Check each line of the records below and collect those holding "Marco".

___ Records shown ___

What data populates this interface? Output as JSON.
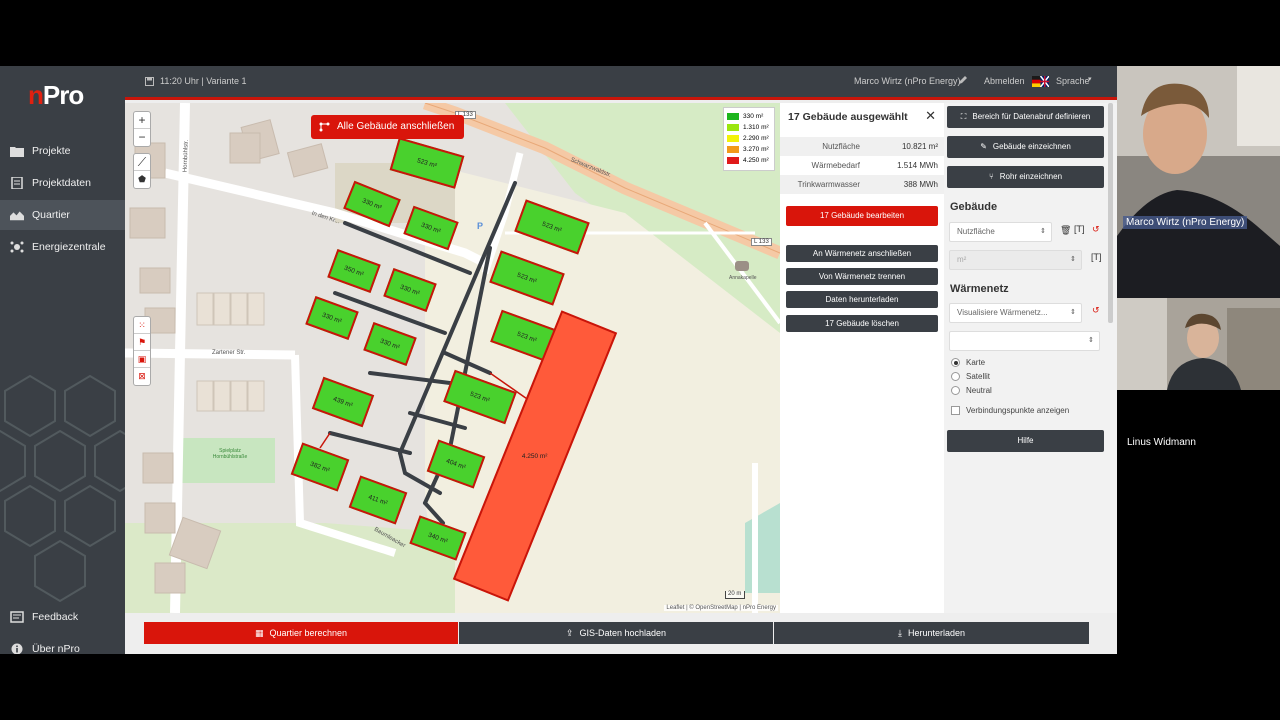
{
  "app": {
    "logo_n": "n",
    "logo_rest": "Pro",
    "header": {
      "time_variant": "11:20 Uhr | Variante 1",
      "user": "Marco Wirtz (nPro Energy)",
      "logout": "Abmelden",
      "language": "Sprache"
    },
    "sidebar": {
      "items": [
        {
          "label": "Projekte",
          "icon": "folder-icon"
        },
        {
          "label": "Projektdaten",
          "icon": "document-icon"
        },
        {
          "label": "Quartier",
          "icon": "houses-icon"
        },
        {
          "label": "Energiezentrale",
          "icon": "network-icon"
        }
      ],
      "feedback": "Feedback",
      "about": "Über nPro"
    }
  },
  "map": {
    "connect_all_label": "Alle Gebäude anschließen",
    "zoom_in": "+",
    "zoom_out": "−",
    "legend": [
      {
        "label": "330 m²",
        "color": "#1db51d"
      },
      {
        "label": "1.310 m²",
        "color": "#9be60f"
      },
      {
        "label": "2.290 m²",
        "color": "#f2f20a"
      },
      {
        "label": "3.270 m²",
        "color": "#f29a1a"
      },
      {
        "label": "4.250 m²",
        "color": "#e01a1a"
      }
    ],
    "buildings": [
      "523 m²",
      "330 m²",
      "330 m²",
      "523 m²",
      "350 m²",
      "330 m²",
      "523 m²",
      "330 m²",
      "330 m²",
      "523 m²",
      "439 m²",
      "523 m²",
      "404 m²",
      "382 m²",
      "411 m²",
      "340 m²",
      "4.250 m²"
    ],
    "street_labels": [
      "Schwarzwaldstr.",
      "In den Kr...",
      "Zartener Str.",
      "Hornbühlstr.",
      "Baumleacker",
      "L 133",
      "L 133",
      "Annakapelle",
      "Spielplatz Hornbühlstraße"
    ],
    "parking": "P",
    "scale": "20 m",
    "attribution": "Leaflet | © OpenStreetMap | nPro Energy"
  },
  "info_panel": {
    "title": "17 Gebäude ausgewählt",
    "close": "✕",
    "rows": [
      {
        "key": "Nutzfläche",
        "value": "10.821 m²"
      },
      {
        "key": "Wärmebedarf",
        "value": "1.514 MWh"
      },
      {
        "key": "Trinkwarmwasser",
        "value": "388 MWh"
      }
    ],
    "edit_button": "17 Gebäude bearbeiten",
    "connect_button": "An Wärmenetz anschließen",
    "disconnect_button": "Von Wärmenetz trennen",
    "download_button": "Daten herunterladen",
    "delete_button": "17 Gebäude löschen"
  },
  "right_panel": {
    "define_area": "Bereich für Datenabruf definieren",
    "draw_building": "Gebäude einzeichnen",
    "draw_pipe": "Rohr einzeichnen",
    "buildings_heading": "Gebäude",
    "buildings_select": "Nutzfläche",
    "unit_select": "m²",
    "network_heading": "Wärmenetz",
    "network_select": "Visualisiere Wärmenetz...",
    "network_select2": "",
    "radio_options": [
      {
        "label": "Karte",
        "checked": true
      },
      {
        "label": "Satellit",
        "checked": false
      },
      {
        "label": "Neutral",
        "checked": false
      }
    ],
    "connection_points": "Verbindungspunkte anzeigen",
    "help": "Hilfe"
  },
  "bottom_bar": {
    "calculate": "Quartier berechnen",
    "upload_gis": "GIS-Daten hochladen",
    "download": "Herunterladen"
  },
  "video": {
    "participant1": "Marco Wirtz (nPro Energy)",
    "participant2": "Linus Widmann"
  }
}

___
___ Records shown ___

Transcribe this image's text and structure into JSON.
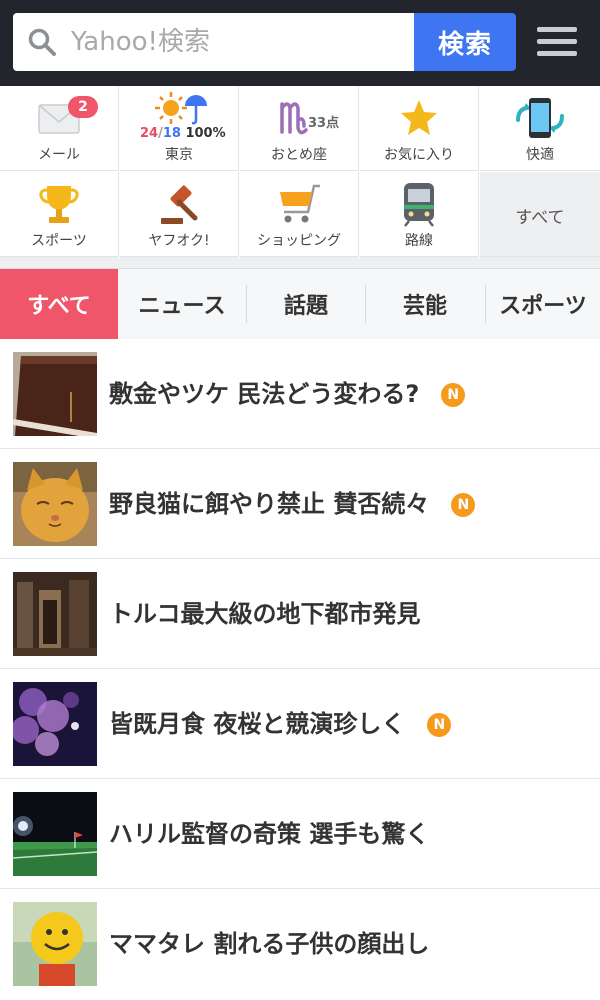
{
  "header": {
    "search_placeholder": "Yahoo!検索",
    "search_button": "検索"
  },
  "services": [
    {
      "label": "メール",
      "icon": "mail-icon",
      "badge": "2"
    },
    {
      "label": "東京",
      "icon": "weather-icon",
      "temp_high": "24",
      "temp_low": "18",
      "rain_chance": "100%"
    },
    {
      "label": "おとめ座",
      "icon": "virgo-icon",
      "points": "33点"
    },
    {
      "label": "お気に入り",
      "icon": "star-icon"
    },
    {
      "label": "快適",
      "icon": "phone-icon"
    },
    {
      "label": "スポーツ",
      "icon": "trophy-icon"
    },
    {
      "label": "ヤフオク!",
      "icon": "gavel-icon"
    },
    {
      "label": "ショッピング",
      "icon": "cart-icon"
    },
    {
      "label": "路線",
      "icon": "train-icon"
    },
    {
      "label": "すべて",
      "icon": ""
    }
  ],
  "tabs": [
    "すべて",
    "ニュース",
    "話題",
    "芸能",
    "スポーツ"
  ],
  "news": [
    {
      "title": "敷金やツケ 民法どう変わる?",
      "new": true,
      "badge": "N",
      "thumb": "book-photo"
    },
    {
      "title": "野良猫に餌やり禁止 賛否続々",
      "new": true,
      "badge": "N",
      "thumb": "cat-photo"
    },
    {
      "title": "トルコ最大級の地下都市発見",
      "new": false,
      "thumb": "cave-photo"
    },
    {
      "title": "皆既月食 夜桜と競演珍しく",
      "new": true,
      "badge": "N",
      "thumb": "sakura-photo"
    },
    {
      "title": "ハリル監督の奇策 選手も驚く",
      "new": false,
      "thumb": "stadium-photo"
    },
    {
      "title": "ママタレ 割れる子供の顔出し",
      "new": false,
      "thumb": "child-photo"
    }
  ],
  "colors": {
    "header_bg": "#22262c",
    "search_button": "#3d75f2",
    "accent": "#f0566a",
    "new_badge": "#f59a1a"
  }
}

___

→ **Reply**
      "user": "Marco Wirtz (nPro Energy)",
    "participant1": "Marco Wirtz (nPro Energy)",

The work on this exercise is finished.